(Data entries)
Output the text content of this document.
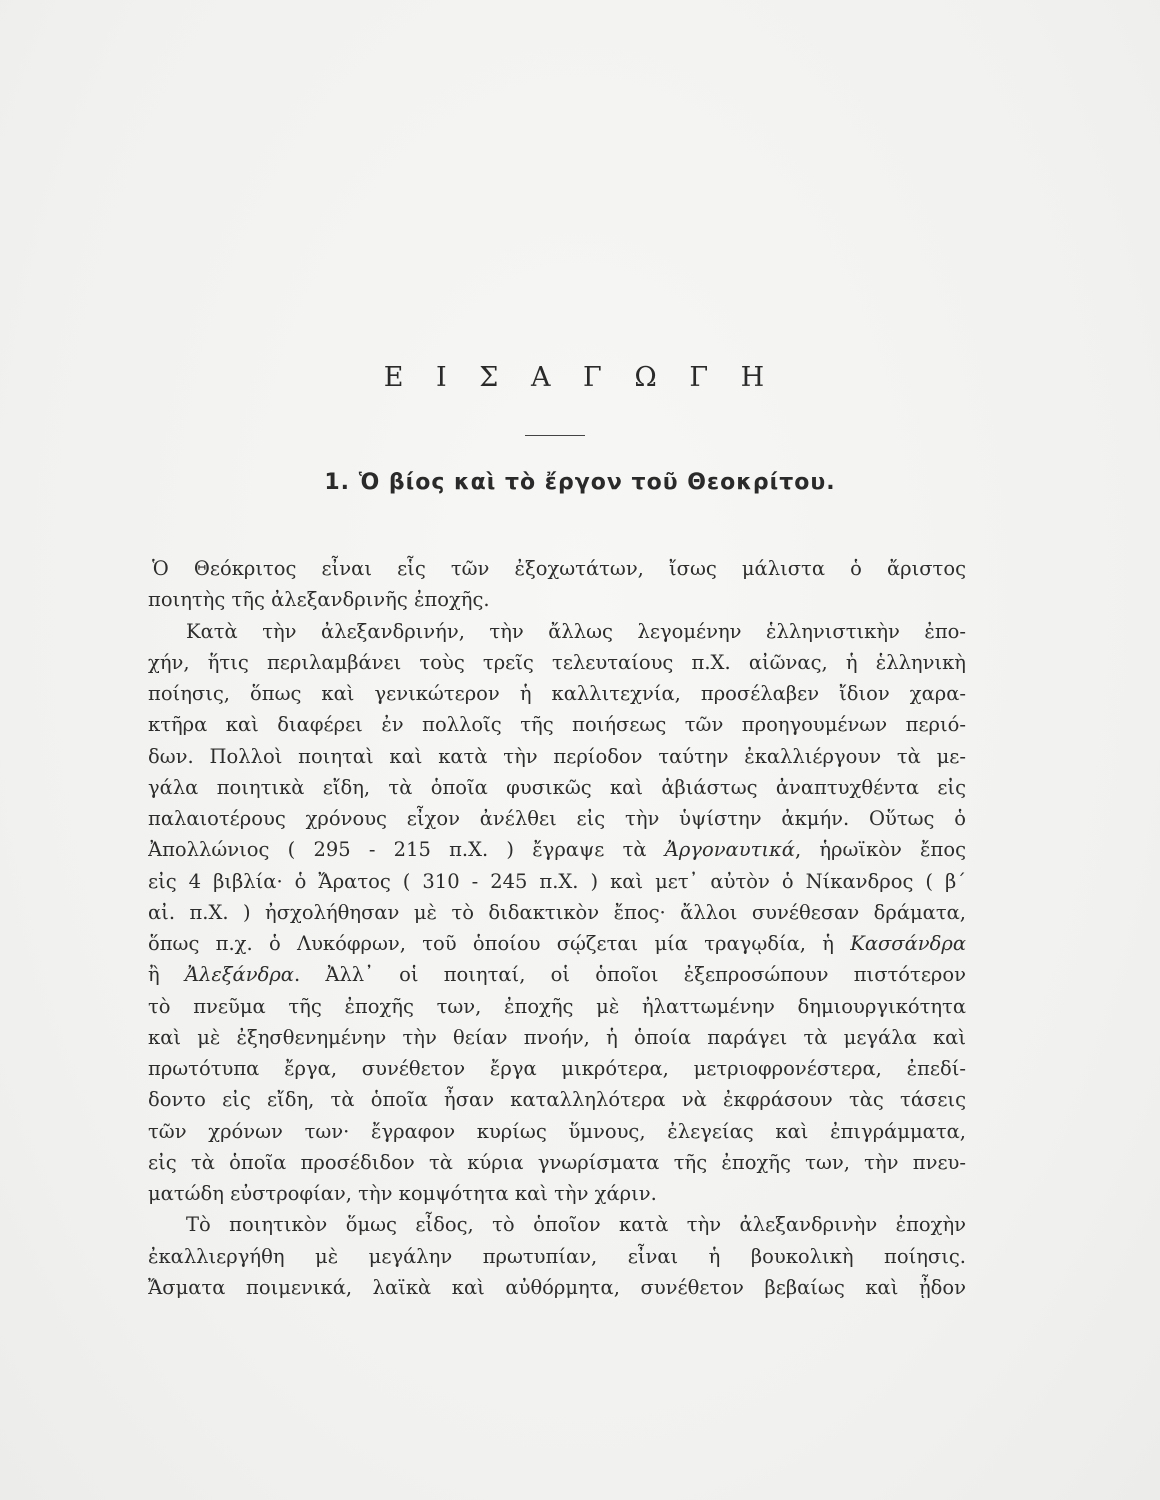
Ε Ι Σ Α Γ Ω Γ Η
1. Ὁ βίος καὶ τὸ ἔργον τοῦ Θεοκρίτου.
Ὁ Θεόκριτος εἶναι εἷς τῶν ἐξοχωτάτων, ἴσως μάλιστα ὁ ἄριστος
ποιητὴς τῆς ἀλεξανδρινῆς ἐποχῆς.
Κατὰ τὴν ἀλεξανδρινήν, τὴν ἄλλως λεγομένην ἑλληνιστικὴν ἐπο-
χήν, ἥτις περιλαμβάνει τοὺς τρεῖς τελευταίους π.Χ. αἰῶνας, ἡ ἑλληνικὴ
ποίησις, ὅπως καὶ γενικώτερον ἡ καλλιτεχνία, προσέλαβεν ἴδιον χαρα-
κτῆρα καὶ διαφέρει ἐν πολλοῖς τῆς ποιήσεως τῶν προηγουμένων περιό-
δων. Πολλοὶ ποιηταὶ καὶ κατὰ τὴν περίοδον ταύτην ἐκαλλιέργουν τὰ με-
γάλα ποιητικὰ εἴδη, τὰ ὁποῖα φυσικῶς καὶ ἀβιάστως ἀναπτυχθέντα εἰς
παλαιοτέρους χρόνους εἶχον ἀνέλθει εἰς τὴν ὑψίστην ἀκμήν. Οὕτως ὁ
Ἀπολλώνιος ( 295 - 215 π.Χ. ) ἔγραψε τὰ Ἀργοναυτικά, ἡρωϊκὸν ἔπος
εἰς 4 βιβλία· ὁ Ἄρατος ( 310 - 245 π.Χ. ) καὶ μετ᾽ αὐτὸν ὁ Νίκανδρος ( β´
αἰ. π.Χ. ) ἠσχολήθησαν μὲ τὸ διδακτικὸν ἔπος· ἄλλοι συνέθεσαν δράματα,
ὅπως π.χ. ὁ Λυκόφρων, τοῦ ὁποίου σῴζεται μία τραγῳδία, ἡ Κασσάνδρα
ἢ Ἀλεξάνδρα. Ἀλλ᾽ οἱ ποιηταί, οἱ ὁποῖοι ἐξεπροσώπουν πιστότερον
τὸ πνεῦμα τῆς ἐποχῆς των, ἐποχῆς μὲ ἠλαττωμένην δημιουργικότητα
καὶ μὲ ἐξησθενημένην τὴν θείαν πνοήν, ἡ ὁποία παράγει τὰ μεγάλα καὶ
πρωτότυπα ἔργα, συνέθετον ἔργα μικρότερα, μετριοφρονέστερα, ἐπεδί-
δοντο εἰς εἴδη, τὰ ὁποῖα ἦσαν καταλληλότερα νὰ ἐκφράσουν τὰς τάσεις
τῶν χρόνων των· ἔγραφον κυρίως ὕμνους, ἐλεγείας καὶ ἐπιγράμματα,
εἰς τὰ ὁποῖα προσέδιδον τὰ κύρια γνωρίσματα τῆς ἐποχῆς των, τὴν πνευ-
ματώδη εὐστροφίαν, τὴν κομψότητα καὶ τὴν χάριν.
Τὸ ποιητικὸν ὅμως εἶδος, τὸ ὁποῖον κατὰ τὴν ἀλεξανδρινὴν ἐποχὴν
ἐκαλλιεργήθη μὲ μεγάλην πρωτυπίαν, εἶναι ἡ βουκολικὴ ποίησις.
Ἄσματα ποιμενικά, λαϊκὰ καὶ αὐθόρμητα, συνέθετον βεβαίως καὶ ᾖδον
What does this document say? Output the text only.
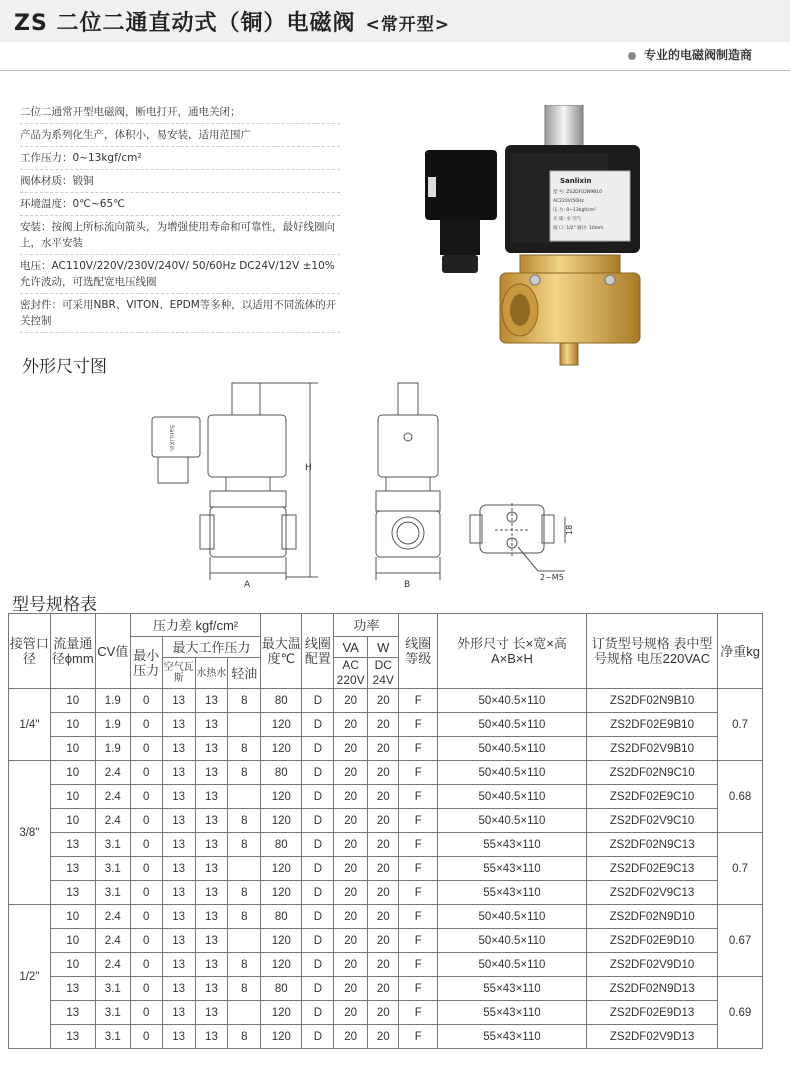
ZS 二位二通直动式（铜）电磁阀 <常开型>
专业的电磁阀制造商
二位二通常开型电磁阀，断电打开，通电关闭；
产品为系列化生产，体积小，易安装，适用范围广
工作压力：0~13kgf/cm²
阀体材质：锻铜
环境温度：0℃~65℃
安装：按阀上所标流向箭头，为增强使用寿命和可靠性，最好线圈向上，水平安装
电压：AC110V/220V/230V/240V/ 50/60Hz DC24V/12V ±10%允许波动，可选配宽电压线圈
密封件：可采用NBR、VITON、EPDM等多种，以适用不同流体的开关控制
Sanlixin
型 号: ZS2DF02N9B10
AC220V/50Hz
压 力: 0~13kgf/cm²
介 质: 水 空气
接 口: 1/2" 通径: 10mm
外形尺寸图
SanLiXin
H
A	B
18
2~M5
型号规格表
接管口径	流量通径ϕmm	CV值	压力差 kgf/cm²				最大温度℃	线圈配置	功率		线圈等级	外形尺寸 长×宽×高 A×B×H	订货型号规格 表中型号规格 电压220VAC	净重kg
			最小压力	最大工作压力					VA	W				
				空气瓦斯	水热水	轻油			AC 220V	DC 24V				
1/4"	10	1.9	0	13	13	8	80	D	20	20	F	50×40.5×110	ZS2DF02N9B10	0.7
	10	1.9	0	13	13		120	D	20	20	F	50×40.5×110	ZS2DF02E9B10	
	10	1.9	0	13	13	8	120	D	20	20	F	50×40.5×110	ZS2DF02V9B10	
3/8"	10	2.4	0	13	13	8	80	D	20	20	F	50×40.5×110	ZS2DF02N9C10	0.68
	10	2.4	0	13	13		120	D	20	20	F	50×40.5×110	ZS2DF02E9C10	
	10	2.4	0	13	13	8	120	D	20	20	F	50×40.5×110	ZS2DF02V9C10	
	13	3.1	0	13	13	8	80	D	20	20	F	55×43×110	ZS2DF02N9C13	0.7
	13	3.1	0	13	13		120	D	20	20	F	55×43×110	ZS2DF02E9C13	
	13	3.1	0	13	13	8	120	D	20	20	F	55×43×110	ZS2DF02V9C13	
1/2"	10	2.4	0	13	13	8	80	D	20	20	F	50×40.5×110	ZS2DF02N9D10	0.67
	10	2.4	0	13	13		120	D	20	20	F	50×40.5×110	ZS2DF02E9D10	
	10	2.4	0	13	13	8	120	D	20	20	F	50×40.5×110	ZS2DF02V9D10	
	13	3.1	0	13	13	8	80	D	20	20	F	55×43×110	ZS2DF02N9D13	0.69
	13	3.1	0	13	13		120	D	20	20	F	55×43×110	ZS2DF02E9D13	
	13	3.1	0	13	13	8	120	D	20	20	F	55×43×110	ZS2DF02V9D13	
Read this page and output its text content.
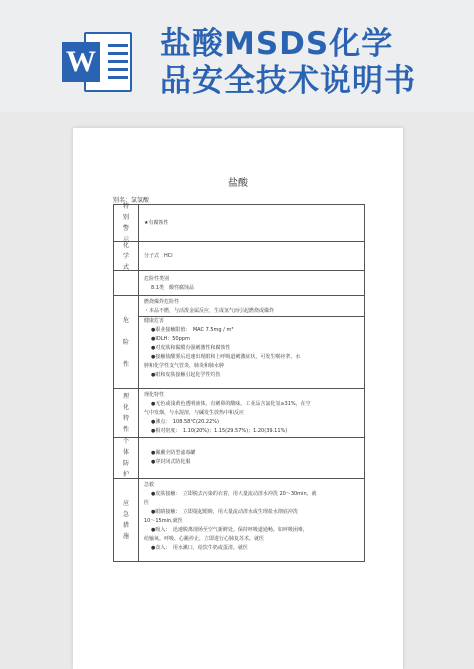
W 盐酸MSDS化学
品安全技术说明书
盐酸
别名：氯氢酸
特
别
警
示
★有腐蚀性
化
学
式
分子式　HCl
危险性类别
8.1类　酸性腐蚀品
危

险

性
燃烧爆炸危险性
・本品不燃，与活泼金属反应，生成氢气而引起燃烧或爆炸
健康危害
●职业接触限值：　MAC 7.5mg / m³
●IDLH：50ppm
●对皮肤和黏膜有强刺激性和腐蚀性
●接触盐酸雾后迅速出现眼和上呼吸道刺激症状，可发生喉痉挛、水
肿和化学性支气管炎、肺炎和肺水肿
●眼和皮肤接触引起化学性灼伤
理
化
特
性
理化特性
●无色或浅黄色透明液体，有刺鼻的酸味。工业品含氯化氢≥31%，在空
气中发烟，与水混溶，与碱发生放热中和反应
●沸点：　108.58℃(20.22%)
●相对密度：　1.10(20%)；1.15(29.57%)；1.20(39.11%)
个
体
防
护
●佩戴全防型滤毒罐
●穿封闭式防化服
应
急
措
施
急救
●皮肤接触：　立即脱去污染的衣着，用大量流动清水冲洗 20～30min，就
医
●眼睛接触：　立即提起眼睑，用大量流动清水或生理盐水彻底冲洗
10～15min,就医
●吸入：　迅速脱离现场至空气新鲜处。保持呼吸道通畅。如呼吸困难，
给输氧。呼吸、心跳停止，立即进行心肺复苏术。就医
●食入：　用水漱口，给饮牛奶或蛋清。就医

### JOB:
Say, as a number only, how many lines of the data contain "εἶναι".

### RESULT OF THE EXERCISE:
2